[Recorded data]
━━━━━━━━

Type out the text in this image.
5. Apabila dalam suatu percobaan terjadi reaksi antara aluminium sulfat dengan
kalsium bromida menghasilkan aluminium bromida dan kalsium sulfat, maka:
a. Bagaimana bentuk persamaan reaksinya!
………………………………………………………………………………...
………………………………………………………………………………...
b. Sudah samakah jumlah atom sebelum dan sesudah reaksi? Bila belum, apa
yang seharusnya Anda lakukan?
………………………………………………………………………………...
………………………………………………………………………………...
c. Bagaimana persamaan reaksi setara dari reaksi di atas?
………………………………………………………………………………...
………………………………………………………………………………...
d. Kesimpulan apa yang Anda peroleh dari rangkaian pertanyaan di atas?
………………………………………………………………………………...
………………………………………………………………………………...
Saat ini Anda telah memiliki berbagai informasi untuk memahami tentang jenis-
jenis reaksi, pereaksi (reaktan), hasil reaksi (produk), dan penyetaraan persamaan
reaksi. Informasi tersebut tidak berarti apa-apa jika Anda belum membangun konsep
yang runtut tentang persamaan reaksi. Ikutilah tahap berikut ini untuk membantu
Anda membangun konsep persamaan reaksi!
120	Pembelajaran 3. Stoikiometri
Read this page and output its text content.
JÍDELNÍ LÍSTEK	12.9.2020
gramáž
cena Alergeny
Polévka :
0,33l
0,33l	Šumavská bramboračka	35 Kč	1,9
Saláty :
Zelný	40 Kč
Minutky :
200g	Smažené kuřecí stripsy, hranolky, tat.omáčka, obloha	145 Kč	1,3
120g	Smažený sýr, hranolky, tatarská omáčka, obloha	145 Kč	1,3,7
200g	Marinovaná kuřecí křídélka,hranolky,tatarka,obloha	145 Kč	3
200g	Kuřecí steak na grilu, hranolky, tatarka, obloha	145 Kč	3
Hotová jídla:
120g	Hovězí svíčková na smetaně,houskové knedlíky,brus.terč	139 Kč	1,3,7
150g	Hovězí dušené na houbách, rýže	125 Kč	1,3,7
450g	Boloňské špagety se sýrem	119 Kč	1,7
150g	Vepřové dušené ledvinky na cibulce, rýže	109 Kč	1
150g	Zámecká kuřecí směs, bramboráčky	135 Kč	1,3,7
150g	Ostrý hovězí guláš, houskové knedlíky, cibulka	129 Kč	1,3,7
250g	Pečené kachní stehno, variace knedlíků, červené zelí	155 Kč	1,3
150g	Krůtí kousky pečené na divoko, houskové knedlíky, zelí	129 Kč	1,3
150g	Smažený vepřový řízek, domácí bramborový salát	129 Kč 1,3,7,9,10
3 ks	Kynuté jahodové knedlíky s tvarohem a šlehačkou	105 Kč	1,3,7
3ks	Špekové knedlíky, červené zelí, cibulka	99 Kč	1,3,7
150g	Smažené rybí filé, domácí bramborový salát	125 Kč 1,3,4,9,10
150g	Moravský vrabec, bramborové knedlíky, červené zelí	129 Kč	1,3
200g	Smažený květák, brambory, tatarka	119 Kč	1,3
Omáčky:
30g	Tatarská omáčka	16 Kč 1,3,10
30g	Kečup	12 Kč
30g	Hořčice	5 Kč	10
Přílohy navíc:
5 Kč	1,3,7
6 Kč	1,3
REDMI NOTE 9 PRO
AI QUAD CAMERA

━━━━━━━━

In this exercise, repeat all entries exactly.

Type out the text in this image.
5. Apabila dalam suatu percobaan terjadi reaksi antara aluminium sulfat dengan
kalsium bromida menghasilkan aluminium bromida dan kalsium sulfat, maka:
a. Bagaimana bentuk persamaan reaksinya!
………………………………………………………………………………...
………………………………………………………………………………...
b. Sudah samakah jumlah atom sebelum dan sesudah reaksi? Bila belum, apa
yang seharusnya Anda lakukan?
………………………………………………………………………………...
………………………………………………………………………………...
c. Bagaimana persamaan reaksi setara dari reaksi di atas?
………………………………………………………………………………...
………………………………………………………………………………...
d. Kesimpulan apa yang Anda peroleh dari rangkaian pertanyaan di atas?
………………………………………………………………………………...
………………………………………………………………………………...
Saat ini Anda telah memiliki berbagai informasi untuk memahami tentang jenis-
jenis reaksi, pereaksi (reaktan), hasil reaksi (produk), dan penyetaraan persamaan
reaksi. Informasi tersebut tidak berarti apa-apa jika Anda belum membangun konsep
yang runtut tentang persamaan reaksi. Ikutilah tahap berikut ini untuk membantu
Anda membangun konsep persamaan reaksi!
120	Pembelajaran 3. Stoikiometri
Read this page and output its text content.
JÍDELNÍ LÍSTEK	12.9.2020
gramáž
cena Alergeny
Polévka :
0,33l
0,33l	Šumavská bramboračka	35 Kč	1,9
Saláty :
Zelný	40 Kč
Minutky :
200g	Smažené kuřecí stripsy, hranolky, tat.omáčka, obloha	145 Kč	1,3
120g	Smažený sýr, hranolky, tatarská omáčka, obloha	145 Kč	1,3,7
200g	Marinovaná kuřecí křídélka,hranolky,tatarka,obloha	145 Kč	3
200g	Kuřecí steak na grilu, hranolky, tatarka, obloha	145 Kč	3
Hotová jídla:
120g	Hovězí svíčková na smetaně,houskové knedlíky,brus.terč	139 Kč	1,3,7
150g	Hovězí dušené na houbách, rýže	125 Kč	1,3,7
450g	Boloňské špagety se sýrem	119 Kč	1,7
150g	Vepřové dušené ledvinky na cibulce, rýže	109 Kč	1
150g	Zámecká kuřecí směs, bramboráčky	135 Kč	1,3,7
150g	Ostrý hovězí guláš, houskové knedlíky, cibulka	129 Kč	1,3,7
250g	Pečené kachní stehno, variace knedlíků, červené zelí	155 Kč	1,3
150g	Krůtí kousky pečené na divoko, houskové knedlíky, zelí	129 Kč	1,3
150g	Smažený vepřový řízek, domácí bramborový salát	129 Kč 1,3,7,9,10
3 ks	Kynuté jahodové knedlíky s tvarohem a šlehačkou	105 Kč	1,3,7
3ks	Špekové knedlíky, červené zelí, cibulka	99 Kč	1,3,7
150g	Smažené rybí filé, domácí bramborový salát	125 Kč 1,3,4,9,10
150g	Moravský vrabec, bramborové knedlíky, červené zelí	129 Kč	1,3
200g	Smažený květák, brambory, tatarka	119 Kč	1,3
Omáčky:
30g	Tatarská omáčka	16 Kč 1,3,10
30g	Kečup	12 Kč
30g	Hořčice	5 Kč	10
Přílohy navíc:
5 Kč	1,3,7
6 Kč	1,3
REDMI NOTE 9 PRO
AI QUAD CAMERA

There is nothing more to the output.